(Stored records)
++++++

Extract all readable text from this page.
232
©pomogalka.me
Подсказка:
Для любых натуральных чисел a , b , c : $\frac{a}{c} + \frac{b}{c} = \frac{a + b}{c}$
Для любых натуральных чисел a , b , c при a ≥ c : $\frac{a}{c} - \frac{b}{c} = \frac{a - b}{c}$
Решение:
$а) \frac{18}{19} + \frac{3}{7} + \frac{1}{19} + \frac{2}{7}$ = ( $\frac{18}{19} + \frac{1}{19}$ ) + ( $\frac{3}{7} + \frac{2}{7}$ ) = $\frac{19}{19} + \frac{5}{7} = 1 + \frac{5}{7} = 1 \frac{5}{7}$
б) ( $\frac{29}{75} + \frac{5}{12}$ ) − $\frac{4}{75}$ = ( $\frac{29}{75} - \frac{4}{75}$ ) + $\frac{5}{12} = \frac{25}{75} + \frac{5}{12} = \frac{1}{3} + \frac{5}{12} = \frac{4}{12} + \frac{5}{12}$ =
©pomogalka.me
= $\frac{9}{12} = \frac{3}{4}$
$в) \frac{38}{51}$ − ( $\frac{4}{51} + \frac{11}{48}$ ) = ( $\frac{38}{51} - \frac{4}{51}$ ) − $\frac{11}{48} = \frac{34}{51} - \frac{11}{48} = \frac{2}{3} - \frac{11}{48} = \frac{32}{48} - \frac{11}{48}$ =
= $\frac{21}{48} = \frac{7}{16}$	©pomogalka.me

++++++

Copy each line of the listing that holds the word "чисел".

RESULT »
Для любых натуральных чисел a , b , c : $\frac{a}{c} + \frac{b}{c} = \frac{a + b}{c}$
Для любых натуральных чисел a , b , c при a ≥ c : $\frac{a}{c} - \frac{b}{c} = \frac{a - b}{c}$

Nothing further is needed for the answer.